Exercise description:
Report how many lines contain the word "kind"; answer with the number only.

Supplied records:
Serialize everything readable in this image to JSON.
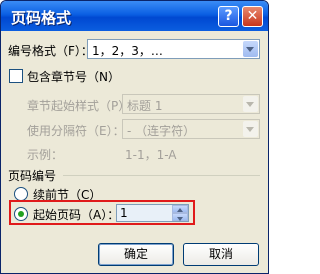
{
  "window": {
    "title": "页码格式",
    "help_label": "?",
    "close_label": "✕"
  },
  "number_format": {
    "label": "编号格式（F）：",
    "value": "1，2，3，…"
  },
  "include_chapter": {
    "label": "包含章节号（N）",
    "checked": false
  },
  "chapter_start_style": {
    "label": "章节起始样式（P）",
    "value": "标题 1"
  },
  "separator": {
    "label": "使用分隔符（E）：",
    "value": "-   （连字符）"
  },
  "example": {
    "label": "示例：",
    "value": "1-1，1-A"
  },
  "page_numbering": {
    "group_label": "页码编号",
    "continue_label": "续前节（C）",
    "start_at_label": "起始页码（A）：",
    "start_at_value": "1",
    "selected": "start_at"
  },
  "buttons": {
    "ok": "确定",
    "cancel": "取消"
  }
}
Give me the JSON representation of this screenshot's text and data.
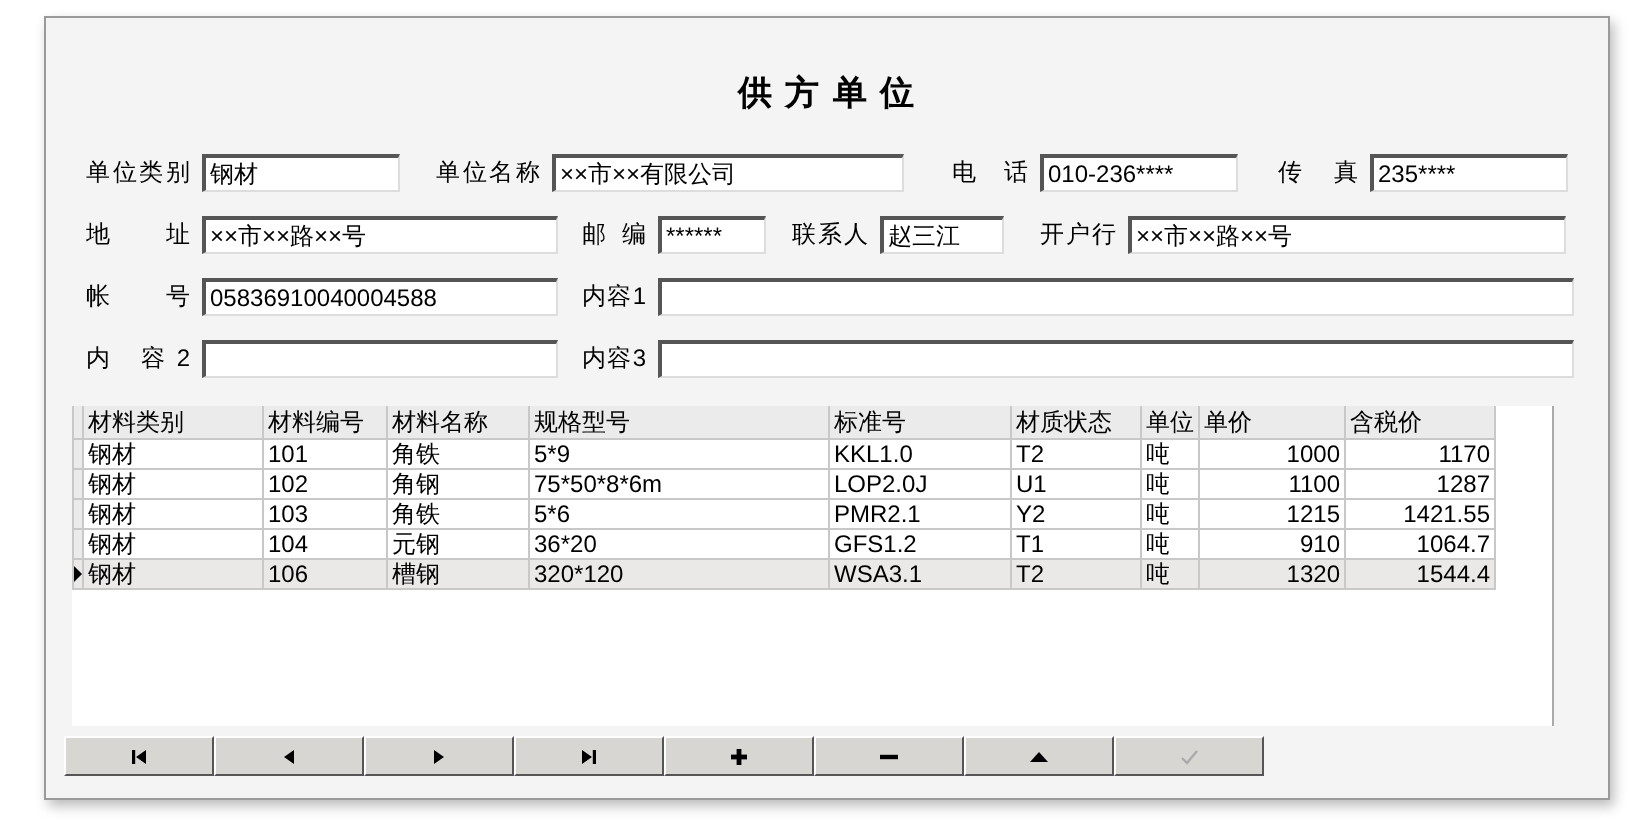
{
  "window": {
    "title": "供 方 单 位"
  },
  "form_rows": [
    [
      {
        "label": "单位类别",
        "value": "钢材"
      },
      {
        "label": "单位名称",
        "value": "××市××有限公司"
      },
      {
        "label": "电 话",
        "value": "010-236****"
      },
      {
        "label": "传 真",
        "value": "235****"
      }
    ],
    [
      {
        "label": "地 址",
        "value": "××市××路××号"
      },
      {
        "label": "邮 编",
        "value": "******"
      },
      {
        "label": "联系人",
        "value": "赵三江"
      },
      {
        "label": "开户行",
        "value": "××市××路××号"
      }
    ],
    [
      {
        "label": "帐 号",
        "value": "05836910040004588"
      },
      {
        "label": "内容1"
      }
    ],
    [
      {
        "label": "内 容2"
      },
      {
        "label": "内容3"
      }
    ]
  ],
  "table": {
    "columns": [
      "材料类别",
      "材料编号",
      "材料名称",
      "规格型号",
      "标准号",
      "材质状态",
      "单位",
      "单价",
      "含税价"
    ],
    "rows": [
      {
        "cells": [
          "钢材",
          "101",
          "角铁",
          "5*9",
          "KKL1.0",
          "T2",
          "吨",
          "1000",
          "1170"
        ],
        "selected": false
      },
      {
        "cells": [
          "钢材",
          "102",
          "角钢",
          "75*50*8*6m",
          "LOP2.0J",
          "U1",
          "吨",
          "1100",
          "1287"
        ],
        "selected": false
      },
      {
        "cells": [
          "钢材",
          "103",
          "角铁",
          "5*6",
          "PMR2.1",
          "Y2",
          "吨",
          "1215",
          "1421.55"
        ],
        "selected": false
      },
      {
        "cells": [
          "钢材",
          "104",
          "元钢",
          "36*20",
          "GFS1.2",
          "T1",
          "吨",
          "910",
          "1064.7"
        ],
        "selected": false
      },
      {
        "cells": [
          "钢材",
          "106",
          "槽钢",
          "320*120",
          "WSA3.1",
          "T2",
          "吨",
          "1320",
          "1544.4"
        ],
        "selected": true
      }
    ]
  },
  "navigator": [
    {
      "kind": "first",
      "disabled": false
    },
    {
      "kind": "prior",
      "disabled": false
    },
    {
      "kind": "next",
      "disabled": false
    },
    {
      "kind": "last",
      "disabled": false
    },
    {
      "kind": "insert",
      "disabled": false
    },
    {
      "kind": "delete",
      "disabled": false
    },
    {
      "kind": "edit",
      "disabled": false
    },
    {
      "kind": "post",
      "disabled": true
    }
  ]
}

Exercise solution:
8